**EXERCISE OBJECTIVE**
Copy out every one of the entries below, reproducing each line character for character.

──────── DATA ROWS

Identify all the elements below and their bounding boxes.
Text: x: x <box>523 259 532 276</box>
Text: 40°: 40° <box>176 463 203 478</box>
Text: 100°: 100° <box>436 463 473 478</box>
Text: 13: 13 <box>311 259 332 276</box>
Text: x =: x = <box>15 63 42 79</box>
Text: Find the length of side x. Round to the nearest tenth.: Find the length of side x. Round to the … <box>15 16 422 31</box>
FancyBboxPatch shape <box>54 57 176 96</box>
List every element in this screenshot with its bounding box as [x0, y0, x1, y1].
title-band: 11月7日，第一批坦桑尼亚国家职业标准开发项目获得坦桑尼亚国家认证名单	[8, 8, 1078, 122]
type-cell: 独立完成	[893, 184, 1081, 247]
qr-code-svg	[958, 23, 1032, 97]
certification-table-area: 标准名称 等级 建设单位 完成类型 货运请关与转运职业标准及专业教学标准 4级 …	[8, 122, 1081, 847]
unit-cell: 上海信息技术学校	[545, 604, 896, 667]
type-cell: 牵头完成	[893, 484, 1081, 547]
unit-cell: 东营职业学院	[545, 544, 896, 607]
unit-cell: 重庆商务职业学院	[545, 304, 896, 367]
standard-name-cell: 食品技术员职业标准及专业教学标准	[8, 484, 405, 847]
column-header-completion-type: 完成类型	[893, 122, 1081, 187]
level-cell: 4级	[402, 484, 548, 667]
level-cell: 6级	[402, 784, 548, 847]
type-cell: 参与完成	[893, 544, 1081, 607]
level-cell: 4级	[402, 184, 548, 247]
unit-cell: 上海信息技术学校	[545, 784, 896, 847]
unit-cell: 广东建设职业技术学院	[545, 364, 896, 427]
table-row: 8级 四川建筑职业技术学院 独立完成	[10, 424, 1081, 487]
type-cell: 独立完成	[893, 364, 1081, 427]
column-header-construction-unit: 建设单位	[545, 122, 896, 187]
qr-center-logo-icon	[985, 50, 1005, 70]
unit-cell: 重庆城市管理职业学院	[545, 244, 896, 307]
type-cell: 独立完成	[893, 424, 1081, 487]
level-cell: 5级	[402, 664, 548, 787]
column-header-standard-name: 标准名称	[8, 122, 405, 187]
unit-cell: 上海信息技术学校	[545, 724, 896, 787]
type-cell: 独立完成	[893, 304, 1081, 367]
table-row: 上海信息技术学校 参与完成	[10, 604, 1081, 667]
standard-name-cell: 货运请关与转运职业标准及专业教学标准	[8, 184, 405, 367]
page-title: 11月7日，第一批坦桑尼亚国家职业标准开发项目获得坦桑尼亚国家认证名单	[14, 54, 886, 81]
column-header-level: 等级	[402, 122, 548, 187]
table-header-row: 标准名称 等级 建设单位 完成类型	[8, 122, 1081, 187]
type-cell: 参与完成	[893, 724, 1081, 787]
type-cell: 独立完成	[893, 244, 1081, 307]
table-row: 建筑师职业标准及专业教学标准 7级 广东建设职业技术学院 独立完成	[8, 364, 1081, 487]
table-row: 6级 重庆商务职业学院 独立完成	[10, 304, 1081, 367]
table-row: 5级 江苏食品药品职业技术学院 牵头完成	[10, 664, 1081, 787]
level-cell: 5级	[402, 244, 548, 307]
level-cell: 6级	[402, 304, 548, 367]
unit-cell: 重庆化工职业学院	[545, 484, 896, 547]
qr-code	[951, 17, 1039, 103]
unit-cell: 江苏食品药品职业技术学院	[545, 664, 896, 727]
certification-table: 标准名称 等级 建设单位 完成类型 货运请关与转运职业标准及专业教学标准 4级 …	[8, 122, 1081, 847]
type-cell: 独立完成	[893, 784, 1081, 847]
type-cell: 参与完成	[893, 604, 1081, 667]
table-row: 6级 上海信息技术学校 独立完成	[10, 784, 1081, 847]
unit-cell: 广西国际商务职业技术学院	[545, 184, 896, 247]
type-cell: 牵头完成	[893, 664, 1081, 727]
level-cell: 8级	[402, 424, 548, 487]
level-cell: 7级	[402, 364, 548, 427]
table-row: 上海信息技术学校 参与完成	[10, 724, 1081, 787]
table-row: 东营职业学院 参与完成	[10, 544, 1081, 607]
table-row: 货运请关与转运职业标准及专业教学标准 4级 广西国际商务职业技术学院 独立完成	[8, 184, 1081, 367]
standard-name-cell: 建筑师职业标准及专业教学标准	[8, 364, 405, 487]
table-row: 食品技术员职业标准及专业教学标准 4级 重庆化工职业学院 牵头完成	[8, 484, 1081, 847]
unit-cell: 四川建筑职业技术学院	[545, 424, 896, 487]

────────────────

**EXERCISE RESPONSE**
Identify all the elements below and their bounding boxes.
Text: x: x <box>523 259 532 276</box>
Text: 40°: 40° <box>176 463 203 478</box>
Text: 100°: 100° <box>436 463 473 478</box>
Text: 13: 13 <box>311 259 332 276</box>
Text: x =: x = <box>15 63 42 79</box>
Text: Find the length of side x. Round to the nearest tenth.: Find the length of side x. Round to the … <box>15 16 422 31</box>
FancyBboxPatch shape <box>54 57 176 96</box>
List every element in this screenshot with its bounding box as [x0, y0, x1, y1].
title-band: 11月7日，第一批坦桑尼亚国家职业标准开发项目获得坦桑尼亚国家认证名单	[8, 8, 1078, 122]
type-cell: 独立完成	[893, 184, 1081, 247]
qr-code-svg	[958, 23, 1032, 97]
certification-table-area: 标准名称 等级 建设单位 完成类型 货运请关与转运职业标准及专业教学标准 4级 …	[8, 122, 1081, 847]
unit-cell: 上海信息技术学校	[545, 604, 896, 667]
type-cell: 牵头完成	[893, 484, 1081, 547]
unit-cell: 东营职业学院	[545, 544, 896, 607]
unit-cell: 重庆商务职业学院	[545, 304, 896, 367]
standard-name-cell: 食品技术员职业标准及专业教学标准	[8, 484, 405, 847]
column-header-completion-type: 完成类型	[893, 122, 1081, 187]
level-cell: 4级	[402, 484, 548, 667]
level-cell: 6级	[402, 784, 548, 847]
type-cell: 参与完成	[893, 544, 1081, 607]
level-cell: 4级	[402, 184, 548, 247]
unit-cell: 上海信息技术学校	[545, 784, 896, 847]
unit-cell: 广东建设职业技术学院	[545, 364, 896, 427]
table-row: 8级 四川建筑职业技术学院 独立完成	[10, 424, 1081, 487]
type-cell: 独立完成	[893, 364, 1081, 427]
column-header-construction-unit: 建设单位	[545, 122, 896, 187]
qr-center-logo-icon	[985, 50, 1005, 70]
unit-cell: 重庆城市管理职业学院	[545, 244, 896, 307]
type-cell: 独立完成	[893, 424, 1081, 487]
level-cell: 5级	[402, 664, 548, 787]
column-header-standard-name: 标准名称	[8, 122, 405, 187]
unit-cell: 上海信息技术学校	[545, 724, 896, 787]
type-cell: 独立完成	[893, 304, 1081, 367]
table-row: 上海信息技术学校 参与完成	[10, 604, 1081, 667]
standard-name-cell: 货运请关与转运职业标准及专业教学标准	[8, 184, 405, 367]
page-title: 11月7日，第一批坦桑尼亚国家职业标准开发项目获得坦桑尼亚国家认证名单	[14, 54, 886, 81]
column-header-level: 等级	[402, 122, 548, 187]
table-header-row: 标准名称 等级 建设单位 完成类型	[8, 122, 1081, 187]
type-cell: 参与完成	[893, 724, 1081, 787]
type-cell: 独立完成	[893, 244, 1081, 307]
table-row: 建筑师职业标准及专业教学标准 7级 广东建设职业技术学院 独立完成	[8, 364, 1081, 487]
table-row: 6级 重庆商务职业学院 独立完成	[10, 304, 1081, 367]
table-row: 5级 江苏食品药品职业技术学院 牵头完成	[10, 664, 1081, 787]
level-cell: 5级	[402, 244, 548, 307]
level-cell: 6级	[402, 304, 548, 367]
unit-cell: 重庆化工职业学院	[545, 484, 896, 547]
qr-code	[951, 17, 1039, 103]
unit-cell: 江苏食品药品职业技术学院	[545, 664, 896, 727]
certification-table: 标准名称 等级 建设单位 完成类型 货运请关与转运职业标准及专业教学标准 4级 …	[8, 122, 1081, 847]
type-cell: 独立完成	[893, 784, 1081, 847]
type-cell: 参与完成	[893, 604, 1081, 667]
table-row: 6级 上海信息技术学校 独立完成	[10, 784, 1081, 847]
unit-cell: 广西国际商务职业技术学院	[545, 184, 896, 247]
type-cell: 牵头完成	[893, 664, 1081, 727]
level-cell: 8级	[402, 424, 548, 487]
level-cell: 7级	[402, 364, 548, 427]
table-row: 上海信息技术学校 参与完成	[10, 724, 1081, 787]
table-row: 东营职业学院 参与完成	[10, 544, 1081, 607]
table-row: 货运请关与转运职业标准及专业教学标准 4级 广西国际商务职业技术学院 独立完成	[8, 184, 1081, 367]
standard-name-cell: 建筑师职业标准及专业教学标准	[8, 364, 405, 487]
table-row: 食品技术员职业标准及专业教学标准 4级 重庆化工职业学院 牵头完成	[8, 484, 1081, 847]
unit-cell: 四川建筑职业技术学院	[545, 424, 896, 487]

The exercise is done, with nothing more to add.